**Task to carry out**
Reproduce each of the following lines word for word.

*-*-*

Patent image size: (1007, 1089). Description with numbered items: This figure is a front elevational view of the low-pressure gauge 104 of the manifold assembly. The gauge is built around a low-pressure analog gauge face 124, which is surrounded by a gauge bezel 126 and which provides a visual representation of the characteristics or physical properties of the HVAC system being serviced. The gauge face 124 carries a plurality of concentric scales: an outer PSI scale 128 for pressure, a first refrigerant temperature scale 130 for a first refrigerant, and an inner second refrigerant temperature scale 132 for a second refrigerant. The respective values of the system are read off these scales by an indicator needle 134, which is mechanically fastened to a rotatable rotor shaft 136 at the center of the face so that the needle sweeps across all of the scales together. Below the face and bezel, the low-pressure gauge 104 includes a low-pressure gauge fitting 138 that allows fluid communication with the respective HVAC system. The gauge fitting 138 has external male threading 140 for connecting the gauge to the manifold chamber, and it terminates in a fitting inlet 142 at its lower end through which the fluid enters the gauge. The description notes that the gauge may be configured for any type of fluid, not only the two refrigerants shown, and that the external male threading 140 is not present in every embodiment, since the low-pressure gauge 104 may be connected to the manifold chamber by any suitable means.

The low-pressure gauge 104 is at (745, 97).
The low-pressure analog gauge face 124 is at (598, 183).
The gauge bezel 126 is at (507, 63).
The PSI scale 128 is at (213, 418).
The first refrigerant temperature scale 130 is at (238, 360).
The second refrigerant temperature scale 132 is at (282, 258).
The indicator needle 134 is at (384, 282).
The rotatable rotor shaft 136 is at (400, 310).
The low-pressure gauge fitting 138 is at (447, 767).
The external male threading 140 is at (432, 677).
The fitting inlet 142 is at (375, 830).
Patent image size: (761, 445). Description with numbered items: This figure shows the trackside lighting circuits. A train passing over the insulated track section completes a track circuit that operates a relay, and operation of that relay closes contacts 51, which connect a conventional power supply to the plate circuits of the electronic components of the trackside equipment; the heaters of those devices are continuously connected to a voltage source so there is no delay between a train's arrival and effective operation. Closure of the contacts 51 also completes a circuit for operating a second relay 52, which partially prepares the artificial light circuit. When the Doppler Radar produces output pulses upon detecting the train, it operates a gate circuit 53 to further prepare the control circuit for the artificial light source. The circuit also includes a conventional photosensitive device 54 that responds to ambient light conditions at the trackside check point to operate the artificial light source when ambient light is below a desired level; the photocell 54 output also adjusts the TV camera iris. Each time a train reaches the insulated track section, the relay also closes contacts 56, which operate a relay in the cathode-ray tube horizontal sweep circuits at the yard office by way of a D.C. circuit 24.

*-*-*

**Exercise output**
Patent image size: (1007, 1089). Description with numbered items: This figure is a front elevational view of the low-pressure gauge 104 of the manifold assembly. The gauge is built around a low-pressure analog gauge face 124, which is surrounded by a gauge bezel 126 and which provides a visual representation of the characteristics or physical properties of the HVAC system being serviced. The gauge face 124 carries a plurality of concentric scales: an outer PSI scale 128 for pressure, a first refrigerant temperature scale 130 for a first refrigerant, and an inner second refrigerant temperature scale 132 for a second refrigerant. The respective values of the system are read off these scales by an indicator needle 134, which is mechanically fastened to a rotatable rotor shaft 136 at the center of the face so that the needle sweeps across all of the scales together. Below the face and bezel, the low-pressure gauge 104 includes a low-pressure gauge fitting 138 that allows fluid communication with the respective HVAC system. The gauge fitting 138 has external male threading 140 for connecting the gauge to the manifold chamber, and it terminates in a fitting inlet 142 at its lower end through which the fluid enters the gauge. The description notes that the gauge may be configured for any type of fluid, not only the two refrigerants shown, and that the external male threading 140 is not present in every embodiment, since the low-pressure gauge 104 may be connected to the manifold chamber by any suitable means.

The low-pressure gauge 104 is at (745, 97).
The low-pressure analog gauge face 124 is at (598, 183).
The gauge bezel 126 is at (507, 63).
The PSI scale 128 is at (213, 418).
The first refrigerant temperature scale 130 is at (238, 360).
The second refrigerant temperature scale 132 is at (282, 258).
The indicator needle 134 is at (384, 282).
The rotatable rotor shaft 136 is at (400, 310).
The low-pressure gauge fitting 138 is at (447, 767).
The external male threading 140 is at (432, 677).
The fitting inlet 142 is at (375, 830).
Patent image size: (761, 445). Description with numbered items: This figure shows the trackside lighting circuits. A train passing over the insulated track section completes a track circuit that operates a relay, and operation of that relay closes contacts 51, which connect a conventional power supply to the plate circuits of the electronic components of the trackside equipment; the heaters of those devices are continuously connected to a voltage source so there is no delay between a train's arrival and effective operation. Closure of the contacts 51 also completes a circuit for operating a second relay 52, which partially prepares the artificial light circuit. When the Doppler Radar produces output pulses upon detecting the train, it operates a gate circuit 53 to further prepare the control circuit for the artificial light source. The circuit also includes a conventional photosensitive device 54 that responds to ambient light conditions at the trackside check point to operate the artificial light source when ambient light is below a desired level; the photocell 54 output also adjusts the TV camera iris. Each time a train reaches the insulated track section, the relay also closes contacts 56, which operate a relay in the cathode-ray tube horizontal sweep circuits at the yard office by way of a D.C. circuit 24.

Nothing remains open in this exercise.